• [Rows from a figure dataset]
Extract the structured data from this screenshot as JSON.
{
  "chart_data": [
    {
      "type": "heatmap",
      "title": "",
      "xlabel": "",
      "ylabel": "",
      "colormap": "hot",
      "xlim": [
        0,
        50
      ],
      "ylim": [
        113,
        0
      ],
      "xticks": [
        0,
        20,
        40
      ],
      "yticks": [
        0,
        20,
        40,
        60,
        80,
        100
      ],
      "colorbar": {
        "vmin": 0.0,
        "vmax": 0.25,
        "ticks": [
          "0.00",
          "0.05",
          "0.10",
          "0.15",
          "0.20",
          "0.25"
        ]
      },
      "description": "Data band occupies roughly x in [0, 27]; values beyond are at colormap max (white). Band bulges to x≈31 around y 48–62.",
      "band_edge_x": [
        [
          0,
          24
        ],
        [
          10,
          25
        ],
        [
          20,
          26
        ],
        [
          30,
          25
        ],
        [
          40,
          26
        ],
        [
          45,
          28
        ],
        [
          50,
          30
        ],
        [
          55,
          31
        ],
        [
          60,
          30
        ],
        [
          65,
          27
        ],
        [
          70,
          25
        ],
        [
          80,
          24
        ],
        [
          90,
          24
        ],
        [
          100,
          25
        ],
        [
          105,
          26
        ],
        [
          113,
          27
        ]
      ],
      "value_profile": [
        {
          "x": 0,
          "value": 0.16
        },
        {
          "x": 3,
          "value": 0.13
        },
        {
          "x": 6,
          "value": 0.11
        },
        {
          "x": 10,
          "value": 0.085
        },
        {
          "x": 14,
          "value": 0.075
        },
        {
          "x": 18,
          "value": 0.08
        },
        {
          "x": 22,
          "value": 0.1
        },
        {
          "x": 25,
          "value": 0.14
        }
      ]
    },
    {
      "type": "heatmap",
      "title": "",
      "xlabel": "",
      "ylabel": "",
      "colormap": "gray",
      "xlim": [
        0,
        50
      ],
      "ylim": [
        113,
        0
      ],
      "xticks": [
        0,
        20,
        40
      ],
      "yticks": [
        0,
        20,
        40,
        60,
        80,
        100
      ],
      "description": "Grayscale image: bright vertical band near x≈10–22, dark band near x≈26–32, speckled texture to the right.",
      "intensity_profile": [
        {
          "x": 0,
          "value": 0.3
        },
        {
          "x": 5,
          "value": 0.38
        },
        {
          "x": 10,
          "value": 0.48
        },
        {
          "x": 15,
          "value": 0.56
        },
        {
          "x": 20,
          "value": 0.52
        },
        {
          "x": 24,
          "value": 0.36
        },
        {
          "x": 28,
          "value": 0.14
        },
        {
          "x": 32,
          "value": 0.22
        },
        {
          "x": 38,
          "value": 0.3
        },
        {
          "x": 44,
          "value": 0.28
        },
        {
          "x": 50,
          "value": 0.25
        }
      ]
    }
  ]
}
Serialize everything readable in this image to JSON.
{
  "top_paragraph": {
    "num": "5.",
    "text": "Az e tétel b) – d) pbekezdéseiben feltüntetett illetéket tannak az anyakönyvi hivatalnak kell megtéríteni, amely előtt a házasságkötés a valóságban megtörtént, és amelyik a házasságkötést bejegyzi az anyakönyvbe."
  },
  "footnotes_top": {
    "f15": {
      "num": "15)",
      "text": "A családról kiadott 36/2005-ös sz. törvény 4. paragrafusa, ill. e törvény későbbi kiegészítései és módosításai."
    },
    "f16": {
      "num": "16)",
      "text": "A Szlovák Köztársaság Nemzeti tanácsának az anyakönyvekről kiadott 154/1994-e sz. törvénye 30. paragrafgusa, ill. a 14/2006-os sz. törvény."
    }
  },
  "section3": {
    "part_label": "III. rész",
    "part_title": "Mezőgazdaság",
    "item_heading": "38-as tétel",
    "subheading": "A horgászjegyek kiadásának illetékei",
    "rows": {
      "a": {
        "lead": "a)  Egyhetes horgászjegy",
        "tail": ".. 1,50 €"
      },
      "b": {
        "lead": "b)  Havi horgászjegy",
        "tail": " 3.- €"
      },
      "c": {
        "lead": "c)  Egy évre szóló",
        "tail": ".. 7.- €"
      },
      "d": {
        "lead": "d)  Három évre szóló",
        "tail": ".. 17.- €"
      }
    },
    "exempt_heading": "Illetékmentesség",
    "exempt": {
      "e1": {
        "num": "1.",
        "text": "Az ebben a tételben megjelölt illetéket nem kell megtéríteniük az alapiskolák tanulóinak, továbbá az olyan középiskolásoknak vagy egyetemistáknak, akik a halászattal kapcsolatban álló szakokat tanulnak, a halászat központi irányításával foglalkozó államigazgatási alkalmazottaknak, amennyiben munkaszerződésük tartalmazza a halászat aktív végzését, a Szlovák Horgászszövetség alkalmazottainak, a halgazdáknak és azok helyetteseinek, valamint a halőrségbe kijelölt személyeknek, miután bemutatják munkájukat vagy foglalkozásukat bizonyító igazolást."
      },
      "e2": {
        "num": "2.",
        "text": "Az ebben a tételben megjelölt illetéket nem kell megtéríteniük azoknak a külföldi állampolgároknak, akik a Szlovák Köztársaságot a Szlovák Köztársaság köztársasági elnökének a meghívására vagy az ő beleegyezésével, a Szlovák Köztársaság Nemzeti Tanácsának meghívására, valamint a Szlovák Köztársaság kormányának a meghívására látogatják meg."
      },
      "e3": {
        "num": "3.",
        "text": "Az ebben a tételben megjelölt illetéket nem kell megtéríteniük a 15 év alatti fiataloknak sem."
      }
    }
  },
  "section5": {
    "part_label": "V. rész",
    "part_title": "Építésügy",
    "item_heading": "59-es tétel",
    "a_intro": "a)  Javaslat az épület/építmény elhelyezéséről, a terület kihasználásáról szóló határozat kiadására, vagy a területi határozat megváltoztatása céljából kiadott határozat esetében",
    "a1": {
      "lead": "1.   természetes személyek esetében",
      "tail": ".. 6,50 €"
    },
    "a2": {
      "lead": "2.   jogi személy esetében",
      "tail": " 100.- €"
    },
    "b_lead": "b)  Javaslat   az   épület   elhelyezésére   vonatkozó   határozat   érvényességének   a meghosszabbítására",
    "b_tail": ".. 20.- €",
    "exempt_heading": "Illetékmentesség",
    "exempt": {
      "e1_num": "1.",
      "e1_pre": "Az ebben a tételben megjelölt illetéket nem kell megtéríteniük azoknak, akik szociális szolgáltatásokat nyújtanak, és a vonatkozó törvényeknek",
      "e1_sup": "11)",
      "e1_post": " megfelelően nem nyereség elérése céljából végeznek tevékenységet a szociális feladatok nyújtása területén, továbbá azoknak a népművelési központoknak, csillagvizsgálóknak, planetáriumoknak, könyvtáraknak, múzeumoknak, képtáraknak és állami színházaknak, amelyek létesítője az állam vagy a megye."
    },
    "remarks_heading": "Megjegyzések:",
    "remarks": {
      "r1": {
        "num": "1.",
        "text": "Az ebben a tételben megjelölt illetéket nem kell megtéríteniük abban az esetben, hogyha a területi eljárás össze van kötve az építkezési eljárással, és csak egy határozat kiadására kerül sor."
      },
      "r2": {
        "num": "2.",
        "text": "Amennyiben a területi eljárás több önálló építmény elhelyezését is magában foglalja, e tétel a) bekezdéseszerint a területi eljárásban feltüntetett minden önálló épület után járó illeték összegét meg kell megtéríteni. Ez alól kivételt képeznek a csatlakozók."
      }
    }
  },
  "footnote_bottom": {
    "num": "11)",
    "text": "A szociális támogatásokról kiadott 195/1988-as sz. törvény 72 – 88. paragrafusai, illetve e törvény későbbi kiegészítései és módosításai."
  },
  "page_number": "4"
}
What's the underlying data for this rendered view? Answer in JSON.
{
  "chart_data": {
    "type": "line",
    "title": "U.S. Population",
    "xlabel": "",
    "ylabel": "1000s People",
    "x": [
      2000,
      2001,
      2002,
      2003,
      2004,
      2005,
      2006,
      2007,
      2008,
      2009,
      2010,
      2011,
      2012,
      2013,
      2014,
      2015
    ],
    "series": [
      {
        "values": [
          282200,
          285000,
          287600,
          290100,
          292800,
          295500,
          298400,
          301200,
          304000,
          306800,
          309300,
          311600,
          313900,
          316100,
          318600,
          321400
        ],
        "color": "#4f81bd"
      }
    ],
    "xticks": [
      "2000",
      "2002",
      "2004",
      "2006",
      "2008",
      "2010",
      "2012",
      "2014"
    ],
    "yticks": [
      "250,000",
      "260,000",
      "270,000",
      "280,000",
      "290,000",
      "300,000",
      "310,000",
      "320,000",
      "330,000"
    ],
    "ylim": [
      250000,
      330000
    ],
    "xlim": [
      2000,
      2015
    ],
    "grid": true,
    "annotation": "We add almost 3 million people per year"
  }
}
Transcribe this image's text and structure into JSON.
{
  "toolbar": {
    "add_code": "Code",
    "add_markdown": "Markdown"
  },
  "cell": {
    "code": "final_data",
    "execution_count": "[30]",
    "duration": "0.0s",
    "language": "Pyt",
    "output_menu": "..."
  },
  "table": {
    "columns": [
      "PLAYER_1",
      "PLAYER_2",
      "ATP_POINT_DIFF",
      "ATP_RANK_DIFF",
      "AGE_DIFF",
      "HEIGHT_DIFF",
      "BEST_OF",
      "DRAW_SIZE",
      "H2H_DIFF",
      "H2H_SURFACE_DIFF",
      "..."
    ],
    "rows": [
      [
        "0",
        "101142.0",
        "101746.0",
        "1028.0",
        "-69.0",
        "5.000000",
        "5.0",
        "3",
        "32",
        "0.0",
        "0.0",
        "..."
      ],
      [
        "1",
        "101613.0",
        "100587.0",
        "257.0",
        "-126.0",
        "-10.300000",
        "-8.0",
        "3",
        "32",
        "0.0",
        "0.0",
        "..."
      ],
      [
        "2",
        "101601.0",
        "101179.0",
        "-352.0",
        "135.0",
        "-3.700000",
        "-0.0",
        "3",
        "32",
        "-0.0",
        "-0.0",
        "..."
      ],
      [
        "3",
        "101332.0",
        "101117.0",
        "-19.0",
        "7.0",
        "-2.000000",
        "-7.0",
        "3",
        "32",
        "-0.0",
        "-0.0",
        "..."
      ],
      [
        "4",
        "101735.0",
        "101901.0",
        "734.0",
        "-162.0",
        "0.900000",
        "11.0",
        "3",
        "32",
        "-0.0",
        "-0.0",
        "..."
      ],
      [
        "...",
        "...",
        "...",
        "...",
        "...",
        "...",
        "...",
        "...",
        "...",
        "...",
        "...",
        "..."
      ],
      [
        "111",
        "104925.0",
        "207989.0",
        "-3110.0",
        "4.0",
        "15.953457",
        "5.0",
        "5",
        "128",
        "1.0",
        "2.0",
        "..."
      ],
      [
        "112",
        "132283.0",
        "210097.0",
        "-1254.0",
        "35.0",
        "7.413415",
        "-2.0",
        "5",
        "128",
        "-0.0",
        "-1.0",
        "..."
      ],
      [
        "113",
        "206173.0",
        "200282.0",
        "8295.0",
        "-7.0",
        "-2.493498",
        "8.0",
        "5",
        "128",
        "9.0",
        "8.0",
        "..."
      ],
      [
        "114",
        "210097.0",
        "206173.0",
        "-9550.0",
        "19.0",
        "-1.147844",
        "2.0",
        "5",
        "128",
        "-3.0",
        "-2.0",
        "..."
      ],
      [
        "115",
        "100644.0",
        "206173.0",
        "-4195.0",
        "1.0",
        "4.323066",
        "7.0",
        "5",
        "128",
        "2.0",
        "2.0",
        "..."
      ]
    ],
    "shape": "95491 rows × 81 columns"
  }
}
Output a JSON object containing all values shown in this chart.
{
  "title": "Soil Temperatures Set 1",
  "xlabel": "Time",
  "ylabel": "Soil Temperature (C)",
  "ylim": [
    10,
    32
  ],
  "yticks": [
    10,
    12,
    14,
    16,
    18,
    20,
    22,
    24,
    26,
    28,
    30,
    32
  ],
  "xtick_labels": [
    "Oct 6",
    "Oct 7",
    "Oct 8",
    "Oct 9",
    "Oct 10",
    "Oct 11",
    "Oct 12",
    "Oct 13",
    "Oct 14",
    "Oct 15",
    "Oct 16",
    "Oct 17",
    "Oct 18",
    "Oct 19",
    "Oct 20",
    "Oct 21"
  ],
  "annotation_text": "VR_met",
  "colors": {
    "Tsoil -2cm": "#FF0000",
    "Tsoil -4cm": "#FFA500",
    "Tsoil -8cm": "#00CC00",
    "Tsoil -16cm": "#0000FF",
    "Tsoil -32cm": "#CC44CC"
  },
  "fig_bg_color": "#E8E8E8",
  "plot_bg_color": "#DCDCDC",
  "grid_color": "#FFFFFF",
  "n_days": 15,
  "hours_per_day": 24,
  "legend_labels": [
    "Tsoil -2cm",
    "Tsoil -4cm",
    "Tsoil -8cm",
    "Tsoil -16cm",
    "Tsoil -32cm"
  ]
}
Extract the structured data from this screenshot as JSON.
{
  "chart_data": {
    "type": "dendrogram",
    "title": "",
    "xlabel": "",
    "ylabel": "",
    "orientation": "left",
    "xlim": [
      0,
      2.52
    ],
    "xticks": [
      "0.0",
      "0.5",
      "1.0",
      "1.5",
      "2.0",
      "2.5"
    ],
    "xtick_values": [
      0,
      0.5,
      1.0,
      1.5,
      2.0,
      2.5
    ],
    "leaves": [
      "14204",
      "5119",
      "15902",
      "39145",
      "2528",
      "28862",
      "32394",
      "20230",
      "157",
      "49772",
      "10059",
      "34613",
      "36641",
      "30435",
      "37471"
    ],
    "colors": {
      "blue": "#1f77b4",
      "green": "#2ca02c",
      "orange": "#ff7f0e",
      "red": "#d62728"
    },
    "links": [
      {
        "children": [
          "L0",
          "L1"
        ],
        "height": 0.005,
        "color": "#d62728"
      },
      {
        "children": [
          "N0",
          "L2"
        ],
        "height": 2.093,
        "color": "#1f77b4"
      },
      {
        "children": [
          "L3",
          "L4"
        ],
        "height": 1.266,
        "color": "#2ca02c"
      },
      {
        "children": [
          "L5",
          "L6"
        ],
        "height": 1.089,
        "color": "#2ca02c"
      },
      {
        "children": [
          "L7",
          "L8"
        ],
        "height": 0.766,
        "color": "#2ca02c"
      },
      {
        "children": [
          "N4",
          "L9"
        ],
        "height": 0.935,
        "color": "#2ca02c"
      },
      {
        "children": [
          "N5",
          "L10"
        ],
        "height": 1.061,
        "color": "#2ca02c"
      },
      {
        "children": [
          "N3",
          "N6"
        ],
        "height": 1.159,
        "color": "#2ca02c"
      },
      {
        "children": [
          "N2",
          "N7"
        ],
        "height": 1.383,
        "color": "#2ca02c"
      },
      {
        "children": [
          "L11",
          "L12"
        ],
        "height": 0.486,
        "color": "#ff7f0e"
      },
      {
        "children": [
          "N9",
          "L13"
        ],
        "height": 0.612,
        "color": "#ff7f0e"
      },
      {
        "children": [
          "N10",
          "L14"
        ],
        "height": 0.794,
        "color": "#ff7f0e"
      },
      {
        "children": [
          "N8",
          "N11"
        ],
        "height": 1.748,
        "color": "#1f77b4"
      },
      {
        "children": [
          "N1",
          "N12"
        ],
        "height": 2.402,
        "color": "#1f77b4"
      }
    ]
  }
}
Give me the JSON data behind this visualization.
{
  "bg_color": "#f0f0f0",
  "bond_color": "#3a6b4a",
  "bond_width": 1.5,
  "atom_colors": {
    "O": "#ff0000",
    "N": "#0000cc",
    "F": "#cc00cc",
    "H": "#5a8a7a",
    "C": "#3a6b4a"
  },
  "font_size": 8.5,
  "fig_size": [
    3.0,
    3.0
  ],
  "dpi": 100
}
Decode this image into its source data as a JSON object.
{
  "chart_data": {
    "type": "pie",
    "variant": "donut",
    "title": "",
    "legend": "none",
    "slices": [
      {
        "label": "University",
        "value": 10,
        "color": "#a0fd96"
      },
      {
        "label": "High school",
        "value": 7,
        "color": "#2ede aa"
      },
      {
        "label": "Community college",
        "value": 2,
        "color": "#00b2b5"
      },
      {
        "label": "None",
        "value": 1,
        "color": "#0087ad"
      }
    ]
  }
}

• [Instructions for the task] What is the number of lines in the listing that include the word "rész"? Give that number and nothing else.

• [Result] 2